## Directions for this task
Copy every line of the material below word for word.

--- begin Data shown ---

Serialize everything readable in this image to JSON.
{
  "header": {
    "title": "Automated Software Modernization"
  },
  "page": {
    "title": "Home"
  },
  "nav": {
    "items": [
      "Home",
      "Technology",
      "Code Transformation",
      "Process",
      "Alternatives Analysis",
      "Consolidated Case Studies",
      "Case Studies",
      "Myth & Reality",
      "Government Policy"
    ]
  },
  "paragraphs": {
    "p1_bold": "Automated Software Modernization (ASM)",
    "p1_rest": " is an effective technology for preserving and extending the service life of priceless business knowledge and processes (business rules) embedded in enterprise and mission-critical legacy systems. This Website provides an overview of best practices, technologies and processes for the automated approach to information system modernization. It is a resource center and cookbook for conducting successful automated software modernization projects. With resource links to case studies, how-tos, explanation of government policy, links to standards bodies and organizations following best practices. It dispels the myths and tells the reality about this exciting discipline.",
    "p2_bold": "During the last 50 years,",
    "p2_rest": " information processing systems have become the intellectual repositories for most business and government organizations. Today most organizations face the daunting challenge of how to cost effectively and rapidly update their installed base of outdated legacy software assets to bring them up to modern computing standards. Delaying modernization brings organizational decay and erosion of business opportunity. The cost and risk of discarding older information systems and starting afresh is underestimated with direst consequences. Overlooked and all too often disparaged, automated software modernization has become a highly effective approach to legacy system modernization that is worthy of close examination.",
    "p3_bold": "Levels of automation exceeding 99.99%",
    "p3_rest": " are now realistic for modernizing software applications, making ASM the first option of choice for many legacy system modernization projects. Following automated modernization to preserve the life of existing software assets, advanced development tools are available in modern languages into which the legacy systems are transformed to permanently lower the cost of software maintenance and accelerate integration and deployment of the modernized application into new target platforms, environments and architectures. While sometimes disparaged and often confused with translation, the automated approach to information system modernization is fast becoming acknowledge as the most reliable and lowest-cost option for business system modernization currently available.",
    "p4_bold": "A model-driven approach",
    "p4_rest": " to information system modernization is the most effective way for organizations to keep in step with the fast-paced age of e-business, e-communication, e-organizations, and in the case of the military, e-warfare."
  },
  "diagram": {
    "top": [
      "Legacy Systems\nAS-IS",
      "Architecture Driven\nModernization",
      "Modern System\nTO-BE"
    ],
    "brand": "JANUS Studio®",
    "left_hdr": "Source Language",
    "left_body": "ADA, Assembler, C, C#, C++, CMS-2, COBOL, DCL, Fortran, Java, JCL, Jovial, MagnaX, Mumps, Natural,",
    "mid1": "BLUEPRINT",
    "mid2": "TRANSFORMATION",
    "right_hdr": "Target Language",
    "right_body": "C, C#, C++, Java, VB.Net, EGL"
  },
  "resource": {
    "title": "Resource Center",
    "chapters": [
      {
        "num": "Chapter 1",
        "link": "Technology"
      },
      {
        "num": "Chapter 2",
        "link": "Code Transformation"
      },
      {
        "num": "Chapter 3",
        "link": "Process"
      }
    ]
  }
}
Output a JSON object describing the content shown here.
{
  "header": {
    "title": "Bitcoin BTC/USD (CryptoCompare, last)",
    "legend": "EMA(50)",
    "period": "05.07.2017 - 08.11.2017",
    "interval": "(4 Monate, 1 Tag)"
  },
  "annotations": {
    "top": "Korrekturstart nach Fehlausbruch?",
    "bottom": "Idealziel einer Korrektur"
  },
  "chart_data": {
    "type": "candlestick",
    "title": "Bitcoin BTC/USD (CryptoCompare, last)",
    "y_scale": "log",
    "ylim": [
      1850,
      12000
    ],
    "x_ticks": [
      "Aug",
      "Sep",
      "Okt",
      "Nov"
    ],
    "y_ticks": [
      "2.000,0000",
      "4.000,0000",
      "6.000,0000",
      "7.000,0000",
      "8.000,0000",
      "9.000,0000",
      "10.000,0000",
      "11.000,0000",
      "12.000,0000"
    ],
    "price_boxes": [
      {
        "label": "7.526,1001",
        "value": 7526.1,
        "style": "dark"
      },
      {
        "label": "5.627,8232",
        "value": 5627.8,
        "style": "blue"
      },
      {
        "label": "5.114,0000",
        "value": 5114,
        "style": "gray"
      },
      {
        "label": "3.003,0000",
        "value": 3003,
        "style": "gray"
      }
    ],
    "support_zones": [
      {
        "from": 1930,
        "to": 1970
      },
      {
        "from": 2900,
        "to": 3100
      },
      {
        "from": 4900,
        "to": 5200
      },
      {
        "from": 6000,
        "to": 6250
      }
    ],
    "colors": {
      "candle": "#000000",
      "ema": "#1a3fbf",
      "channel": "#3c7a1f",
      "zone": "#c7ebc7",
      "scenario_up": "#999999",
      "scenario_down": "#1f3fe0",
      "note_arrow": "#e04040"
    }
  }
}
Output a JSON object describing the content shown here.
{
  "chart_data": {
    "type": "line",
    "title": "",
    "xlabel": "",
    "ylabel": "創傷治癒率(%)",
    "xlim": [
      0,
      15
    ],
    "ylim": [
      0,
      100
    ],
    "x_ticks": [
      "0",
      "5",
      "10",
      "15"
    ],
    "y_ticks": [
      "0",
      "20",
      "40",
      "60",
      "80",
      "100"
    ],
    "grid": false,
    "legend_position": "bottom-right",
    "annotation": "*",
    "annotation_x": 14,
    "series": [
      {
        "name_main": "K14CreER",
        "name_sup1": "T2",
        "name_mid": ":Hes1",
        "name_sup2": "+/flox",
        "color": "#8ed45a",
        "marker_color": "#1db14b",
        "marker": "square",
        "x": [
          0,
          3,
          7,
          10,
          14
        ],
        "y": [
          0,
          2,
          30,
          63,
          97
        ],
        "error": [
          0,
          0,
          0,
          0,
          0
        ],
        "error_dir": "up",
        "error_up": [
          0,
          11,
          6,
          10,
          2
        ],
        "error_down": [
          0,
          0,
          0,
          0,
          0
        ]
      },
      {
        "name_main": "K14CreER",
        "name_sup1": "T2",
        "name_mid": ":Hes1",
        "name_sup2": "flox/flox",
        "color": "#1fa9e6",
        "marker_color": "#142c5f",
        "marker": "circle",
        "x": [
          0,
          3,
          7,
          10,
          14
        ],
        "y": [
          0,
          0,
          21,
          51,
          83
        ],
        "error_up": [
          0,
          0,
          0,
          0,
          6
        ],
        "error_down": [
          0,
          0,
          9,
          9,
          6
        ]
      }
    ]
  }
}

--- end Data shown ---

## Complete answer
Serialize everything readable in this image to JSON.
{
  "header": {
    "title": "Automated Software Modernization"
  },
  "page": {
    "title": "Home"
  },
  "nav": {
    "items": [
      "Home",
      "Technology",
      "Code Transformation",
      "Process",
      "Alternatives Analysis",
      "Consolidated Case Studies",
      "Case Studies",
      "Myth & Reality",
      "Government Policy"
    ]
  },
  "paragraphs": {
    "p1_bold": "Automated Software Modernization (ASM)",
    "p1_rest": " is an effective technology for preserving and extending the service life of priceless business knowledge and processes (business rules) embedded in enterprise and mission-critical legacy systems. This Website provides an overview of best practices, technologies and processes for the automated approach to information system modernization. It is a resource center and cookbook for conducting successful automated software modernization projects. With resource links to case studies, how-tos, explanation of government policy, links to standards bodies and organizations following best practices. It dispels the myths and tells the reality about this exciting discipline.",
    "p2_bold": "During the last 50 years,",
    "p2_rest": " information processing systems have become the intellectual repositories for most business and government organizations. Today most organizations face the daunting challenge of how to cost effectively and rapidly update their installed base of outdated legacy software assets to bring them up to modern computing standards. Delaying modernization brings organizational decay and erosion of business opportunity. The cost and risk of discarding older information systems and starting afresh is underestimated with direst consequences. Overlooked and all too often disparaged, automated software modernization has become a highly effective approach to legacy system modernization that is worthy of close examination.",
    "p3_bold": "Levels of automation exceeding 99.99%",
    "p3_rest": " are now realistic for modernizing software applications, making ASM the first option of choice for many legacy system modernization projects. Following automated modernization to preserve the life of existing software assets, advanced development tools are available in modern languages into which the legacy systems are transformed to permanently lower the cost of software maintenance and accelerate integration and deployment of the modernized application into new target platforms, environments and architectures. While sometimes disparaged and often confused with translation, the automated approach to information system modernization is fast becoming acknowledge as the most reliable and lowest-cost option for business system modernization currently available.",
    "p4_bold": "A model-driven approach",
    "p4_rest": " to information system modernization is the most effective way for organizations to keep in step with the fast-paced age of e-business, e-communication, e-organizations, and in the case of the military, e-warfare."
  },
  "diagram": {
    "top": [
      "Legacy Systems\nAS-IS",
      "Architecture Driven\nModernization",
      "Modern System\nTO-BE"
    ],
    "brand": "JANUS Studio®",
    "left_hdr": "Source Language",
    "left_body": "ADA, Assembler, C, C#, C++, CMS-2, COBOL, DCL, Fortran, Java, JCL, Jovial, MagnaX, Mumps, Natural,",
    "mid1": "BLUEPRINT",
    "mid2": "TRANSFORMATION",
    "right_hdr": "Target Language",
    "right_body": "C, C#, C++, Java, VB.Net, EGL"
  },
  "resource": {
    "title": "Resource Center",
    "chapters": [
      {
        "num": "Chapter 1",
        "link": "Technology"
      },
      {
        "num": "Chapter 2",
        "link": "Code Transformation"
      },
      {
        "num": "Chapter 3",
        "link": "Process"
      }
    ]
  }
}
Output a JSON object describing the content shown here.
{
  "header": {
    "title": "Bitcoin BTC/USD (CryptoCompare, last)",
    "legend": "EMA(50)",
    "period": "05.07.2017 - 08.11.2017",
    "interval": "(4 Monate, 1 Tag)"
  },
  "annotations": {
    "top": "Korrekturstart nach Fehlausbruch?",
    "bottom": "Idealziel einer Korrektur"
  },
  "chart_data": {
    "type": "candlestick",
    "title": "Bitcoin BTC/USD (CryptoCompare, last)",
    "y_scale": "log",
    "ylim": [
      1850,
      12000
    ],
    "x_ticks": [
      "Aug",
      "Sep",
      "Okt",
      "Nov"
    ],
    "y_ticks": [
      "2.000,0000",
      "4.000,0000",
      "6.000,0000",
      "7.000,0000",
      "8.000,0000",
      "9.000,0000",
      "10.000,0000",
      "11.000,0000",
      "12.000,0000"
    ],
    "price_boxes": [
      {
        "label": "7.526,1001",
        "value": 7526.1,
        "style": "dark"
      },
      {
        "label": "5.627,8232",
        "value": 5627.8,
        "style": "blue"
      },
      {
        "label": "5.114,0000",
        "value": 5114,
        "style": "gray"
      },
      {
        "label": "3.003,0000",
        "value": 3003,
        "style": "gray"
      }
    ],
    "support_zones": [
      {
        "from": 1930,
        "to": 1970
      },
      {
        "from": 2900,
        "to": 3100
      },
      {
        "from": 4900,
        "to": 5200
      },
      {
        "from": 6000,
        "to": 6250
      }
    ],
    "colors": {
      "candle": "#000000",
      "ema": "#1a3fbf",
      "channel": "#3c7a1f",
      "zone": "#c7ebc7",
      "scenario_up": "#999999",
      "scenario_down": "#1f3fe0",
      "note_arrow": "#e04040"
    }
  }
}
Output a JSON object describing the content shown here.
{
  "chart_data": {
    "type": "line",
    "title": "",
    "xlabel": "",
    "ylabel": "創傷治癒率(%)",
    "xlim": [
      0,
      15
    ],
    "ylim": [
      0,
      100
    ],
    "x_ticks": [
      "0",
      "5",
      "10",
      "15"
    ],
    "y_ticks": [
      "0",
      "20",
      "40",
      "60",
      "80",
      "100"
    ],
    "grid": false,
    "legend_position": "bottom-right",
    "annotation": "*",
    "annotation_x": 14,
    "series": [
      {
        "name_main": "K14CreER",
        "name_sup1": "T2",
        "name_mid": ":Hes1",
        "name_sup2": "+/flox",
        "color": "#8ed45a",
        "marker_color": "#1db14b",
        "marker": "square",
        "x": [
          0,
          3,
          7,
          10,
          14
        ],
        "y": [
          0,
          2,
          30,
          63,
          97
        ],
        "error": [
          0,
          0,
          0,
          0,
          0
        ],
        "error_dir": "up",
        "error_up": [
          0,
          11,
          6,
          10,
          2
        ],
        "error_down": [
          0,
          0,
          0,
          0,
          0
        ]
      },
      {
        "name_main": "K14CreER",
        "name_sup1": "T2",
        "name_mid": ":Hes1",
        "name_sup2": "flox/flox",
        "color": "#1fa9e6",
        "marker_color": "#142c5f",
        "marker": "circle",
        "x": [
          0,
          3,
          7,
          10,
          14
        ],
        "y": [
          0,
          0,
          21,
          51,
          83
        ],
        "error_up": [
          0,
          0,
          0,
          0,
          6
        ],
        "error_down": [
          0,
          0,
          9,
          9,
          6
        ]
      }
    ]
  }
}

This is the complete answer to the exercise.